Requirements:
Track down each line that has the word "dynamic" and copy it.
────────────────────
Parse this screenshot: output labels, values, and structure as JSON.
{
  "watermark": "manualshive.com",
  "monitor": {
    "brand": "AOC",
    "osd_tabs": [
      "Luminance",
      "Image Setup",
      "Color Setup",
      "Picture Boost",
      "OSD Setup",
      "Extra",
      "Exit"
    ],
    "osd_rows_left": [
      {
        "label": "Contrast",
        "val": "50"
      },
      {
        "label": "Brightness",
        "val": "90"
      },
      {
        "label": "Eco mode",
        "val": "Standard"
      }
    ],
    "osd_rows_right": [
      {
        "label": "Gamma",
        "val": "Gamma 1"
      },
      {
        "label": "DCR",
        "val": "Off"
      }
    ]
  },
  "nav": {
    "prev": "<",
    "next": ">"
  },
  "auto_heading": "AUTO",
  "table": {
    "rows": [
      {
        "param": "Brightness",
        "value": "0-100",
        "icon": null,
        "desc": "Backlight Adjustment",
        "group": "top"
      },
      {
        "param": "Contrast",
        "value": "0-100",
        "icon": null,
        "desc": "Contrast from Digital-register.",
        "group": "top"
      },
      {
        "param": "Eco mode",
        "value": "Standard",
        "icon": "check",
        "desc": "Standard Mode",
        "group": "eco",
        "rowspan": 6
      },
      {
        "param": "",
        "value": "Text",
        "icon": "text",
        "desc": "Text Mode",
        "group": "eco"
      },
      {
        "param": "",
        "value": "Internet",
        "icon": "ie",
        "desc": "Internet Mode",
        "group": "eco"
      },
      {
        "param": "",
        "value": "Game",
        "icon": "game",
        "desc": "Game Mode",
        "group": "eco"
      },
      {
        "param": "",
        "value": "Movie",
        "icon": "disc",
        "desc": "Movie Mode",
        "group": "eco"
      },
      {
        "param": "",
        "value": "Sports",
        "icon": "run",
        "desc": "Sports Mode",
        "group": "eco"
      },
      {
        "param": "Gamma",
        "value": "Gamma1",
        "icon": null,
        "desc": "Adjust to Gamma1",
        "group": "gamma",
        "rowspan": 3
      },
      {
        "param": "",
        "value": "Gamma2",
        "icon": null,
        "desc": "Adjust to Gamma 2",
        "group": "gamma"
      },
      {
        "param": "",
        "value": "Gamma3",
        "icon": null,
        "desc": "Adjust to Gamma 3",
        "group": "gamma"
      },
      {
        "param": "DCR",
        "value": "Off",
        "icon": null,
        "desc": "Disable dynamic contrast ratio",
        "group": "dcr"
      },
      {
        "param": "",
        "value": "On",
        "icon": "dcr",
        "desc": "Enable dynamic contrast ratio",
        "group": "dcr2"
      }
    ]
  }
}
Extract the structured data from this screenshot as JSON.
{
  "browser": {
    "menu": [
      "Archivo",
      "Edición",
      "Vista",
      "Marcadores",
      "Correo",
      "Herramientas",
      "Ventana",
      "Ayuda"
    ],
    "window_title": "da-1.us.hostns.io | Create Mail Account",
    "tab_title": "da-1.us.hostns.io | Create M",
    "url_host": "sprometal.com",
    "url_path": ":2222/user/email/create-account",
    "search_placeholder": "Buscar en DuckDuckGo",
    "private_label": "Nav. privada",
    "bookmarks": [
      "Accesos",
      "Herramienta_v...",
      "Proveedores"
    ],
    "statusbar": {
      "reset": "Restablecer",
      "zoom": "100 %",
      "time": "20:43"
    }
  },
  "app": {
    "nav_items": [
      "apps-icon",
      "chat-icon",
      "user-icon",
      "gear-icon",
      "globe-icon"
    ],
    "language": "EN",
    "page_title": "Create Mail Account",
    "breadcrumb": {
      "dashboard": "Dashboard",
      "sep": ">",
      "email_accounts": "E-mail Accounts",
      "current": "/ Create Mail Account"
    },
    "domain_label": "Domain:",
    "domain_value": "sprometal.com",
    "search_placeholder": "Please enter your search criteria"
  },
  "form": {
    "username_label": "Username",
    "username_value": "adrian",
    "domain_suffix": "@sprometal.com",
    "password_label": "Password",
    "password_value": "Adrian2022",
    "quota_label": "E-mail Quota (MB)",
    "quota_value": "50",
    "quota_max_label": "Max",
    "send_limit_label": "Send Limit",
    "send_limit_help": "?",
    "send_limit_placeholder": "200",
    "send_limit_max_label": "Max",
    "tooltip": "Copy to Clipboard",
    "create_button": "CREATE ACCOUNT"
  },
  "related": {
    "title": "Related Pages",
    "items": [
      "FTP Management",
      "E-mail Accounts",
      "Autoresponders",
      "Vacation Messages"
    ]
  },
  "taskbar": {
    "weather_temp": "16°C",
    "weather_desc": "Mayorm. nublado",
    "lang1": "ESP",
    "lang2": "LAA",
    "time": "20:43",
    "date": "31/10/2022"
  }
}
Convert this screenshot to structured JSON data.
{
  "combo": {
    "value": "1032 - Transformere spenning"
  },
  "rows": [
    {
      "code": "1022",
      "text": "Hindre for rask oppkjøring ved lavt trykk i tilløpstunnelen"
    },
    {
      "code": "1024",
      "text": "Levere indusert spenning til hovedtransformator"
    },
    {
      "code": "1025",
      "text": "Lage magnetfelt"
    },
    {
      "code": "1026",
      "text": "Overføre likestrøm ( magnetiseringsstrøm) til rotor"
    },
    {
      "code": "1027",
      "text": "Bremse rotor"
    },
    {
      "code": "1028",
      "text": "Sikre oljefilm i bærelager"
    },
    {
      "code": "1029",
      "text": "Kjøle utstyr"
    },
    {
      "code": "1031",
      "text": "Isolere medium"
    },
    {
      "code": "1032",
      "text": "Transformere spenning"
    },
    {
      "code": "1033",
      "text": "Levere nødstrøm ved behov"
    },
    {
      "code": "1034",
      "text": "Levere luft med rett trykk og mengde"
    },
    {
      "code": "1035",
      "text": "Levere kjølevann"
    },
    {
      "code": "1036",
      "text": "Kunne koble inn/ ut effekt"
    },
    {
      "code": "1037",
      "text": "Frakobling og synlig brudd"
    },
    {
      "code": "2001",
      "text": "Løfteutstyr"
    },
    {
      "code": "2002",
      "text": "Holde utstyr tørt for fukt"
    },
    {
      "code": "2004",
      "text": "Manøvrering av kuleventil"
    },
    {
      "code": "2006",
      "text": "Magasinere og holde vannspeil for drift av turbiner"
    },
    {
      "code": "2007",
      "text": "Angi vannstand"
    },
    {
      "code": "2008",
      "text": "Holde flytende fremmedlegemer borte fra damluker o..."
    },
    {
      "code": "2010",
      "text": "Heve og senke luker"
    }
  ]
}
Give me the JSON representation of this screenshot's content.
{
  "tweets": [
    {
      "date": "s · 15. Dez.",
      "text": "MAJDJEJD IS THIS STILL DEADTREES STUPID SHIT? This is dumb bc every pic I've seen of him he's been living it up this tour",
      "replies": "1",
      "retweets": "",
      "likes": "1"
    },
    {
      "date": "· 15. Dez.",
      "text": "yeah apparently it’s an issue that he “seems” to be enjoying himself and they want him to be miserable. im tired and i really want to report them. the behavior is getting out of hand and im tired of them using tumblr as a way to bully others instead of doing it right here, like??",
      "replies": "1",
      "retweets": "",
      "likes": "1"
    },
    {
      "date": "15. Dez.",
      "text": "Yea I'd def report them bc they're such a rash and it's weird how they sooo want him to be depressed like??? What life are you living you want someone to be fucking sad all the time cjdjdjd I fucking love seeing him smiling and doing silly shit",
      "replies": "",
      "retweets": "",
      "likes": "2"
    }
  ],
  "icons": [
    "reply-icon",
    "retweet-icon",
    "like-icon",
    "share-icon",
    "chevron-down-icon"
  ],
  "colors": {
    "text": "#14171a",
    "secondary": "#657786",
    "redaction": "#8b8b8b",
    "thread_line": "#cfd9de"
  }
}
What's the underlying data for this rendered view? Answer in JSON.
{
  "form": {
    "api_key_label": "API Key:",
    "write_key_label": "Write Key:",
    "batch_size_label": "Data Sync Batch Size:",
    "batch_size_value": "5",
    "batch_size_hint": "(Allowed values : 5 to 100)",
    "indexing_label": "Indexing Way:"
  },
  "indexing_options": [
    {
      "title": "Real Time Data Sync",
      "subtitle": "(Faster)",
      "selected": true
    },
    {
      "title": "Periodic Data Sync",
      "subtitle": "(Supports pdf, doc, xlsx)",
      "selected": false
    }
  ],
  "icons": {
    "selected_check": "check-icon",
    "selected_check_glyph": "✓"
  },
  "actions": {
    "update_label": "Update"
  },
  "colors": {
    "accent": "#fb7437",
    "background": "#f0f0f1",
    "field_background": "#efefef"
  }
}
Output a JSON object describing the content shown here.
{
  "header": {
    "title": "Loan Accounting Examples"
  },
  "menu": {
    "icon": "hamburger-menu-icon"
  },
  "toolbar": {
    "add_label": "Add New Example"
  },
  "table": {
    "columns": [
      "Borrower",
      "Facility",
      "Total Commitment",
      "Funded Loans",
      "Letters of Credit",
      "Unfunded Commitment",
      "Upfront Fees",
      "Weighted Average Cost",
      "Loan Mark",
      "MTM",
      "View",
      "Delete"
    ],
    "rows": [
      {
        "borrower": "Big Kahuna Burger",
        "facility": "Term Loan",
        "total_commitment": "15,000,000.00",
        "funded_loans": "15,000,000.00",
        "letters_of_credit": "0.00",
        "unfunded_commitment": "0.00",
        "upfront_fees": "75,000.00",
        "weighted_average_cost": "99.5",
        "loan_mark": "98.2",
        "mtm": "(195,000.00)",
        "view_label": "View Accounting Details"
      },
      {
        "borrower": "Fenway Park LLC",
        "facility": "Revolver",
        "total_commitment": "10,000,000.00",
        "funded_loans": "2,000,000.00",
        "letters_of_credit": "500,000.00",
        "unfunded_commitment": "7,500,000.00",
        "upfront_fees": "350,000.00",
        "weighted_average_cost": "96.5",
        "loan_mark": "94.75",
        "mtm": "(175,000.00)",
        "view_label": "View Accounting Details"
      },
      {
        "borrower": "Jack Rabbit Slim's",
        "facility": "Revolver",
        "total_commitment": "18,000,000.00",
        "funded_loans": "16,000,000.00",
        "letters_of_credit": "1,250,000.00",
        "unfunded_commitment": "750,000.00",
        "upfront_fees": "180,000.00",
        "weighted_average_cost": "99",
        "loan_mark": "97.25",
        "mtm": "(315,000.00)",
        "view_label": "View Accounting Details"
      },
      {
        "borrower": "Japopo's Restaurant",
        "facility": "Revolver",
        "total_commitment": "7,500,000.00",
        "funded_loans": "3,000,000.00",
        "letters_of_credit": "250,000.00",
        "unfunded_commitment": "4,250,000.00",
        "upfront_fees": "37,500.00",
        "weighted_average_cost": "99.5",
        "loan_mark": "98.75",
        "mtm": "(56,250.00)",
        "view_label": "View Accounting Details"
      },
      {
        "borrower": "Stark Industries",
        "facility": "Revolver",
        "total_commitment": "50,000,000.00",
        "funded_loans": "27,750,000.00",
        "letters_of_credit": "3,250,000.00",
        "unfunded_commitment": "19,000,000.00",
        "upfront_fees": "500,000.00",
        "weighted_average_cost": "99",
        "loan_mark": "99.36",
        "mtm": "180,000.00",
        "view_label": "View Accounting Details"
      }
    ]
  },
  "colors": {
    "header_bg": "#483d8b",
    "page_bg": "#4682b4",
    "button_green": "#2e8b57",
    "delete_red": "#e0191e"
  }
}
────────────────────
Final answer:
        "desc": "Disable dynamic contrast ratio",
        "desc": "Enable dynamic contrast ratio",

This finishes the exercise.